Records shown

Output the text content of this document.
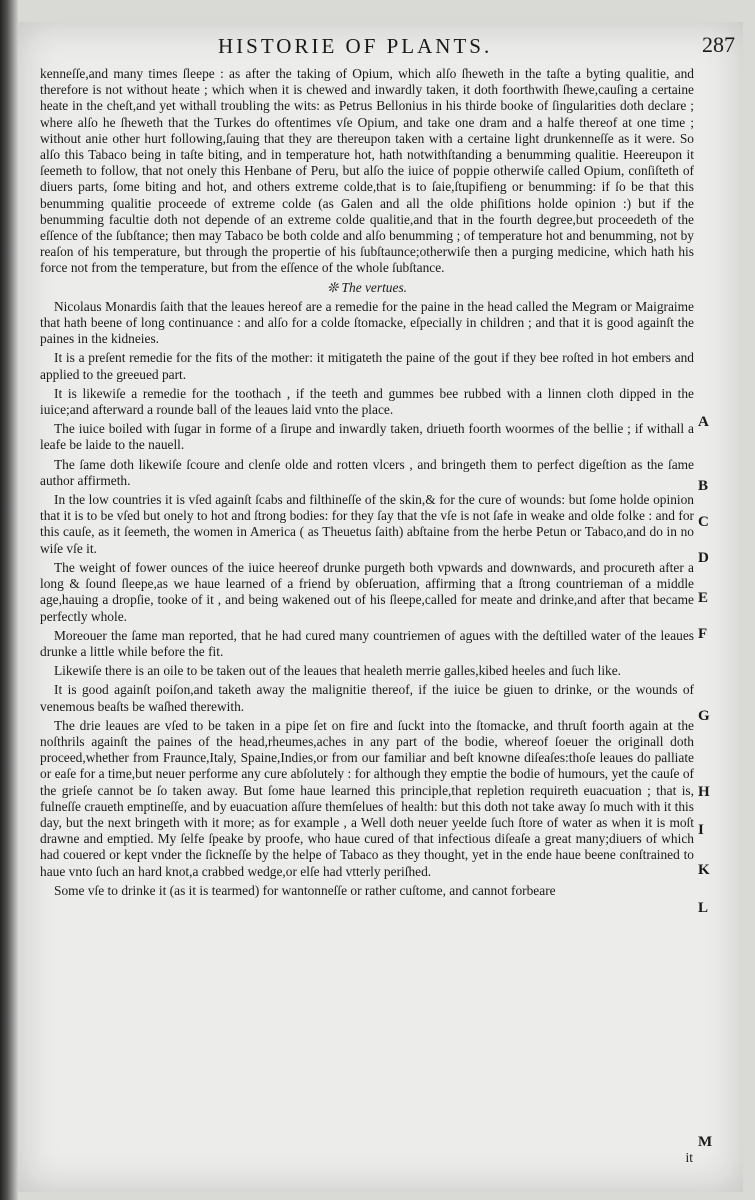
HISTORIE OF PLANTS.	287

kenneſſe,and many times ſleepe : as after the taking of Opium, which alſo ſheweth in the taſte a byting qualitie, and therefore is not without heate ; which when it is chewed and inwardly taken, it doth foorthwith ſhewe,cauſing a certaine heate in the cheſt,and yet withall troubling the wits: as Petrus Bellonius in his thirde booke of ſingularities doth declare ; where alſo he ſheweth that the Turkes do oftentimes vſe Opium, and take one dram and a halfe thereof at one time ; without anie other hurt following,ſauing that they are thereupon taken with a certaine light drunkenneſſe as it were. So alſo this Tabaco being in taſte biting, and in temperature hot, hath notwithſtanding a benumming qualitie. Heereupon it ſeemeth to follow, that not onely this Henbane of Peru, but alſo the iuice of poppie otherwiſe called Opium, conſiſteth of diuers parts, ſome biting and hot, and others extreme colde,that is to ſaie,ſtupifieng or benumming: if ſo be that this benumming qualitie proceede of extreme colde (as Galen and all the olde phiſitions holde opinion :) but if the benumming facultie doth not depende of an extreme colde qualitie,and that in the fourth degree,but proceedeth of the eſſence of the ſubſtance; then may Tabaco be both colde and alſo benumming ; of temperature hot and benumming, not by reaſon of his temperature, but through the propertie of his ſubſtaunce;otherwiſe then a purging medicine, which hath his force not from the temperature, but from the eſſence of the whole ſubſtance.

❊ The vertues.

Nicolaus Monardis ſaith that the leaues hereof are a remedie for the paine in the head called the Megram or Maigraime that hath beene of long continuance : and alſo for a colde ſtomacke, eſpecially in children ; and that it is good againſt the paines in the kidneies.

It is a preſent remedie for the fits of the mother: it mitigateth the paine of the gout if they bee roſted in hot embers and applied to the greeued part.

It is likewiſe a remedie for the toothach , if the teeth and gummes bee rubbed with a linnen cloth dipped in the iuice;and afterward a rounde ball of the leaues laid vnto the place.

The iuice boiled with ſugar in forme of a ſirupe and inwardly taken, driueth foorth woormes of the bellie ; if withall a leafe be laide to the nauell.

The ſame doth likewiſe ſcoure and clenſe olde and rotten vlcers , and bringeth them to perfect digeſtion as the ſame author affirmeth.

In the low countries it is vſed againſt ſcabs and filthineſſe of the skin,& for the cure of wounds: but ſome holde opinion that it is to be vſed but onely to hot and ſtrong bodies: for they ſay that the vſe is not ſafe in weake and olde folke : and for this cauſe, as it ſeemeth, the women in America ( as Theuetus ſaith) abſtaine from the herbe Petun or Tabaco,and do in no wiſe vſe it.

The weight of fower ounces of the iuice heereof drunke purgeth both vpwards and downwards, and procureth after a long & ſound ſleepe,as we haue learned of a friend by obſeruation, affirming that a ſtrong countrieman of a middle age,hauing a dropſie, tooke of it , and being wakened out of his ſleepe,called for meate and drinke,and after that became perfectly whole.

Moreouer the ſame man reported, that he had cured many countriemen of agues with the deſtilled water of the leaues drunke a little while before the fit.

Likewiſe there is an oile to be taken out of the leaues that healeth merrie galles,kibed heeles and ſuch like.

It is good againſt poiſon,and taketh away the malignitie thereof, if the iuice be giuen to drinke, or the wounds of venemous beaſts be waſhed therewith.

The drie leaues are vſed to be taken in a pipe ſet on fire and ſuckt into the ſtomacke, and thruſt foorth again at the noſthrils againſt the paines of the head,rheumes,aches in any part of the bodie, whereof ſoeuer the originall doth proceed,whether from Fraunce,Italy, Spaine,Indies,or from our familiar and beſt knowne diſeaſes:thoſe leaues do palliate or eaſe for a time,but neuer performe any cure abſolutely : for although they emptie the bodie of humours, yet the cauſe of the grieſe cannot be ſo taken away. But ſome haue learned this principle,that repletion requireth euacuation ; that is, fulneſſe craueth emptineſſe, and by euacuation aſſure themſelues of health: but this doth not take away ſo much with it this day, but the next bringeth with it more; as for example , a Well doth neuer yeelde ſuch ſtore of water as when it is moſt drawne and emptied. My ſelfe ſpeake by proofe, who haue cured of that infectious diſeaſe a great many;diuers of which had couered or kept vnder the ſickneſſe by the helpe of Tabaco as they thought, yet in the ende haue beene conſtrained to haue vnto ſuch an hard knot,a crabbed wedge,or elſe had vtterly periſhed.

Some vſe to drinke it (as it is tearmed) for wantonneſſe or rather cuſtome, and cannot forbeare

A
B
C
D
E
F
G
H
I
K
L
M
it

Objective
Nothing in the entries above should change when they are printed again, except that the pictures are dropped.

The solution
Output the text content of this document.
HISTORIE OF PLANTS.	287

kenneſſe,and many times ſleepe : as after the taking of Opium, which alſo ſheweth in the taſte a byting qualitie, and therefore is not without heate ; which when it is chewed and inwardly taken, it doth foorthwith ſhewe,cauſing a certaine heate in the cheſt,and yet withall troubling the wits: as Petrus Bellonius in his thirde booke of ſingularities doth declare ; where alſo he ſheweth that the Turkes do oftentimes vſe Opium, and take one dram and a halfe thereof at one time ; without anie other hurt following,ſauing that they are thereupon taken with a certaine light drunkenneſſe as it were. So alſo this Tabaco being in taſte biting, and in temperature hot, hath notwithſtanding a benumming qualitie. Heereupon it ſeemeth to follow, that not onely this Henbane of Peru, but alſo the iuice of poppie otherwiſe called Opium, conſiſteth of diuers parts, ſome biting and hot, and others extreme colde,that is to ſaie,ſtupifieng or benumming: if ſo be that this benumming qualitie proceede of extreme colde (as Galen and all the olde phiſitions holde opinion :) but if the benumming facultie doth not depende of an extreme colde qualitie,and that in the fourth degree,but proceedeth of the eſſence of the ſubſtance; then may Tabaco be both colde and alſo benumming ; of temperature hot and benumming, not by reaſon of his temperature, but through the propertie of his ſubſtaunce;otherwiſe then a purging medicine, which hath his force not from the temperature, but from the eſſence of the whole ſubſtance.

❊ The vertues.

Nicolaus Monardis ſaith that the leaues hereof are a remedie for the paine in the head called the Megram or Maigraime that hath beene of long continuance : and alſo for a colde ſtomacke, eſpecially in children ; and that it is good againſt the paines in the kidneies.

It is a preſent remedie for the fits of the mother: it mitigateth the paine of the gout if they bee roſted in hot embers and applied to the greeued part.

It is likewiſe a remedie for the toothach , if the teeth and gummes bee rubbed with a linnen cloth dipped in the iuice;and afterward a rounde ball of the leaues laid vnto the place.

The iuice boiled with ſugar in forme of a ſirupe and inwardly taken, driueth foorth woormes of the bellie ; if withall a leafe be laide to the nauell.

The ſame doth likewiſe ſcoure and clenſe olde and rotten vlcers , and bringeth them to perfect digeſtion as the ſame author affirmeth.

In the low countries it is vſed againſt ſcabs and filthineſſe of the skin,& for the cure of wounds: but ſome holde opinion that it is to be vſed but onely to hot and ſtrong bodies: for they ſay that the vſe is not ſafe in weake and olde folke : and for this cauſe, as it ſeemeth, the women in America ( as Theuetus ſaith) abſtaine from the herbe Petun or Tabaco,and do in no wiſe vſe it.

The weight of fower ounces of the iuice heereof drunke purgeth both vpwards and downwards, and procureth after a long & ſound ſleepe,as we haue learned of a friend by obſeruation, affirming that a ſtrong countrieman of a middle age,hauing a dropſie, tooke of it , and being wakened out of his ſleepe,called for meate and drinke,and after that became perfectly whole.

Moreouer the ſame man reported, that he had cured many countriemen of agues with the deſtilled water of the leaues drunke a little while before the fit.

Likewiſe there is an oile to be taken out of the leaues that healeth merrie galles,kibed heeles and ſuch like.

It is good againſt poiſon,and taketh away the malignitie thereof, if the iuice be giuen to drinke, or the wounds of venemous beaſts be waſhed therewith.

The drie leaues are vſed to be taken in a pipe ſet on fire and ſuckt into the ſtomacke, and thruſt foorth again at the noſthrils againſt the paines of the head,rheumes,aches in any part of the bodie, whereof ſoeuer the originall doth proceed,whether from Fraunce,Italy, Spaine,Indies,or from our familiar and beſt knowne diſeaſes:thoſe leaues do palliate or eaſe for a time,but neuer performe any cure abſolutely : for although they emptie the bodie of humours, yet the cauſe of the grieſe cannot be ſo taken away. But ſome haue learned this principle,that repletion requireth euacuation ; that is, fulneſſe craueth emptineſſe, and by euacuation aſſure themſelues of health: but this doth not take away ſo much with it this day, but the next bringeth with it more; as for example , a Well doth neuer yeelde ſuch ſtore of water as when it is moſt drawne and emptied. My ſelfe ſpeake by proofe, who haue cured of that infectious diſeaſe a great many;diuers of which had couered or kept vnder the ſickneſſe by the helpe of Tabaco as they thought, yet in the ende haue beene conſtrained to haue vnto ſuch an hard knot,a crabbed wedge,or elſe had vtterly periſhed.

Some vſe to drinke it (as it is tearmed) for wantonneſſe or rather cuſtome, and cannot forbeare

A
B
C
D
E
F
G
H
I
K
L
M
it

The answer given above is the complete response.